• INSTRUCTIONS TO FOLLOW: Identify the lines holding "every" and copy them.

• DATASET:

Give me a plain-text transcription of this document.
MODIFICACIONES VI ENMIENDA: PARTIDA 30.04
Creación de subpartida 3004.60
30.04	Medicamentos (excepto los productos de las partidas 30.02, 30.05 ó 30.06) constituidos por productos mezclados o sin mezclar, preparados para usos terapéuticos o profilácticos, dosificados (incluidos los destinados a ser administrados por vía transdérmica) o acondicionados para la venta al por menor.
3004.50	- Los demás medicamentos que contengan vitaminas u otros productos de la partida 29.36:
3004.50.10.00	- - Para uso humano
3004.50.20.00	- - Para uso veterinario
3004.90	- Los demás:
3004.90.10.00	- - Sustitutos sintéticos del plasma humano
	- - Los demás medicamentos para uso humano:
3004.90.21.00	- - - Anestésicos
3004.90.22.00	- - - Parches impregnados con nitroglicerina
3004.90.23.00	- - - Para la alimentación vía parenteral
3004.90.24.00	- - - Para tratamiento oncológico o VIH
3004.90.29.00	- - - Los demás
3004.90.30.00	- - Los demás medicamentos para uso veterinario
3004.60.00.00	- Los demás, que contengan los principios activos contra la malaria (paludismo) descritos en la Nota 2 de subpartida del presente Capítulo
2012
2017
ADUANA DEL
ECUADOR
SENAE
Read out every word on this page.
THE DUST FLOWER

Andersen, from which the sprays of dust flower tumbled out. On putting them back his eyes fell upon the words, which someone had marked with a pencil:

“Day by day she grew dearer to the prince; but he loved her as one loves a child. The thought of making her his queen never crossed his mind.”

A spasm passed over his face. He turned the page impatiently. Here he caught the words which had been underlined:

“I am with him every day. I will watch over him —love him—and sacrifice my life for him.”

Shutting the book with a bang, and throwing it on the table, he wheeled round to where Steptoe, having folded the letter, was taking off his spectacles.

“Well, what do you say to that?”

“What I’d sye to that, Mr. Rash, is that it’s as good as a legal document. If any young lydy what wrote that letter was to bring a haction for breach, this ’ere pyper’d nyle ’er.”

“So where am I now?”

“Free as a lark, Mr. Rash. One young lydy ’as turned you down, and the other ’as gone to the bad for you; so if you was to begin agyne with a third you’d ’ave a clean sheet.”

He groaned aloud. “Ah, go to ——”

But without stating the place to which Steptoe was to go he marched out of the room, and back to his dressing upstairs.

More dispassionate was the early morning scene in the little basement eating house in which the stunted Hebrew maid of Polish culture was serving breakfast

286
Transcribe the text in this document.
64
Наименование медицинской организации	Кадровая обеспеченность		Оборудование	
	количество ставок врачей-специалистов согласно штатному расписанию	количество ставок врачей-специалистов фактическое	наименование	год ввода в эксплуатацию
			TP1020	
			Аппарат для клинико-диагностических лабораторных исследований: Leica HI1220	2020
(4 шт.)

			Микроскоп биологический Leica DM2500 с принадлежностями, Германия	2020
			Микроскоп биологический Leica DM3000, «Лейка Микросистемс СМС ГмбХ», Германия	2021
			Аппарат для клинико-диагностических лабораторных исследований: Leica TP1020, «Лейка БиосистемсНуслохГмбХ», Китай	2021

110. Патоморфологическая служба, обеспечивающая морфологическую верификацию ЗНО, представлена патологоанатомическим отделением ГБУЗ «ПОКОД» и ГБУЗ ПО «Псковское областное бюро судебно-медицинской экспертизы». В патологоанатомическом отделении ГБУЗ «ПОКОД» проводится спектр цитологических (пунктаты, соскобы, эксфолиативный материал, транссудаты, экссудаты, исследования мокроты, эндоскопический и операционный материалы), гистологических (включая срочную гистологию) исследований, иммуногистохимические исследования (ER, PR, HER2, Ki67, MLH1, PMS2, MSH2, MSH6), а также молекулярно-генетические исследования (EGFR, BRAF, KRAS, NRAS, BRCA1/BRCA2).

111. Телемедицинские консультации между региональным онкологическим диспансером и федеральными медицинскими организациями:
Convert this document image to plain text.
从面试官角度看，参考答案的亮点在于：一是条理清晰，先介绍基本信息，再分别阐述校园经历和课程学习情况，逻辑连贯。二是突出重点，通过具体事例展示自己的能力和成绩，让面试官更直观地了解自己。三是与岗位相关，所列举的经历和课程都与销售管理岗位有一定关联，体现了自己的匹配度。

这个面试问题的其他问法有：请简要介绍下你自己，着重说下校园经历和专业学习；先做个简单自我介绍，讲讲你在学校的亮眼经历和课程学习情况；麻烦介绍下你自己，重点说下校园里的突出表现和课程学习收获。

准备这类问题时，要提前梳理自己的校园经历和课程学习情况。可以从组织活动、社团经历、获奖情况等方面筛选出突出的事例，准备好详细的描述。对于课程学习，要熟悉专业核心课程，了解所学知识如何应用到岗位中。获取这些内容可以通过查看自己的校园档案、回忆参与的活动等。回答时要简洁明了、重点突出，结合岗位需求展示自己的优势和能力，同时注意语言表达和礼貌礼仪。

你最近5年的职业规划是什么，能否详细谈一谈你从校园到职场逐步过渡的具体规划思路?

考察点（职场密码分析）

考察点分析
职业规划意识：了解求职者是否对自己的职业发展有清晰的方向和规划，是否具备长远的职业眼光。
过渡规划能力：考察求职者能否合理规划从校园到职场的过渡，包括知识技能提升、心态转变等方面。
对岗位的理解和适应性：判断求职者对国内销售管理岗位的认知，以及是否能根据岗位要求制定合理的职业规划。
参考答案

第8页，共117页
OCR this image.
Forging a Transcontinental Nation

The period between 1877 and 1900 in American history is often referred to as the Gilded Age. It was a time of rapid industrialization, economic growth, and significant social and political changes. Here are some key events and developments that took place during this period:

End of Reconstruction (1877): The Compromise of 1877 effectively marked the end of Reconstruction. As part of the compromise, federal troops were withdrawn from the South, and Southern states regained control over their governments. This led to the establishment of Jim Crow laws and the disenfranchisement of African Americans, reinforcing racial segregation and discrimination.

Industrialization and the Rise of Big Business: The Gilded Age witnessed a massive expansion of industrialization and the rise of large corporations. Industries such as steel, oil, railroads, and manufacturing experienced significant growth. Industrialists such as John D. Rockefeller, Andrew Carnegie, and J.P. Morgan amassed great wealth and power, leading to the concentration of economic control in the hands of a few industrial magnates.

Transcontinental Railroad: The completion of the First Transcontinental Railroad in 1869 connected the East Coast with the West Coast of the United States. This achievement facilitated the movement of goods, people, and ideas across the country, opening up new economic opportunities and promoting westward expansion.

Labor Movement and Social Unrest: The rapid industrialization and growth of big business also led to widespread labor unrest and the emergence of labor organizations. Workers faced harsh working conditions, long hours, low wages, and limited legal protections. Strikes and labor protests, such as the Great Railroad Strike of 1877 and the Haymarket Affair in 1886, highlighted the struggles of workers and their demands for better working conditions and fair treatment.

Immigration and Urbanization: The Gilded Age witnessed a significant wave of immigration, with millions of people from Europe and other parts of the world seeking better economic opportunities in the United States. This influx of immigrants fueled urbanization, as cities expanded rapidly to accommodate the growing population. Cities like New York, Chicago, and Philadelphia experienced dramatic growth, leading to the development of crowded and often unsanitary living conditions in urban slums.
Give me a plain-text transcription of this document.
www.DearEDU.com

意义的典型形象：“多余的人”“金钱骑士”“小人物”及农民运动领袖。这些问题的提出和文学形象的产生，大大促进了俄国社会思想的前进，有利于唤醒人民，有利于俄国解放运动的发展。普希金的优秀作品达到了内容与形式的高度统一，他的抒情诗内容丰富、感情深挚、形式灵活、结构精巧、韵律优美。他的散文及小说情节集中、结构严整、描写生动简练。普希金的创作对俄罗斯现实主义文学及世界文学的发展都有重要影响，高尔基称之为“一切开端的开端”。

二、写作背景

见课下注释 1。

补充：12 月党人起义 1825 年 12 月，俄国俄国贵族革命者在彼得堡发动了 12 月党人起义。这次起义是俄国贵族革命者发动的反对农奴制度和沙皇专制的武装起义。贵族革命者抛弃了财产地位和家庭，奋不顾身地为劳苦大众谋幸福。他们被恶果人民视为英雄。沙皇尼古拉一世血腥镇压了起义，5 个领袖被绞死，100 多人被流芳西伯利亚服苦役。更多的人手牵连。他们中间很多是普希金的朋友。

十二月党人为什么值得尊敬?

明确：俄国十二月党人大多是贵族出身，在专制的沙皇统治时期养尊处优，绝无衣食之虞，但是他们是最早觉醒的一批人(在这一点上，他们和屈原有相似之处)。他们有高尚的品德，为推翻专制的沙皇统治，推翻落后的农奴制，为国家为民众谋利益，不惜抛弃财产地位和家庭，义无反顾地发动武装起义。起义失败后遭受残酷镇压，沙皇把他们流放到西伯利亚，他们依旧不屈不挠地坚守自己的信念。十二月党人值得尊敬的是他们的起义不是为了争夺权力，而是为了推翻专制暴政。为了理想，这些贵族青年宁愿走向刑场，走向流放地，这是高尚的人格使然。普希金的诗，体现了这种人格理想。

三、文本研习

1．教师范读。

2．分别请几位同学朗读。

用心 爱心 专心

• RESULT BELOW:
Read out every word on this page.
“I am with him every day. I will watch over him —love him—and sacrifice my life for him.”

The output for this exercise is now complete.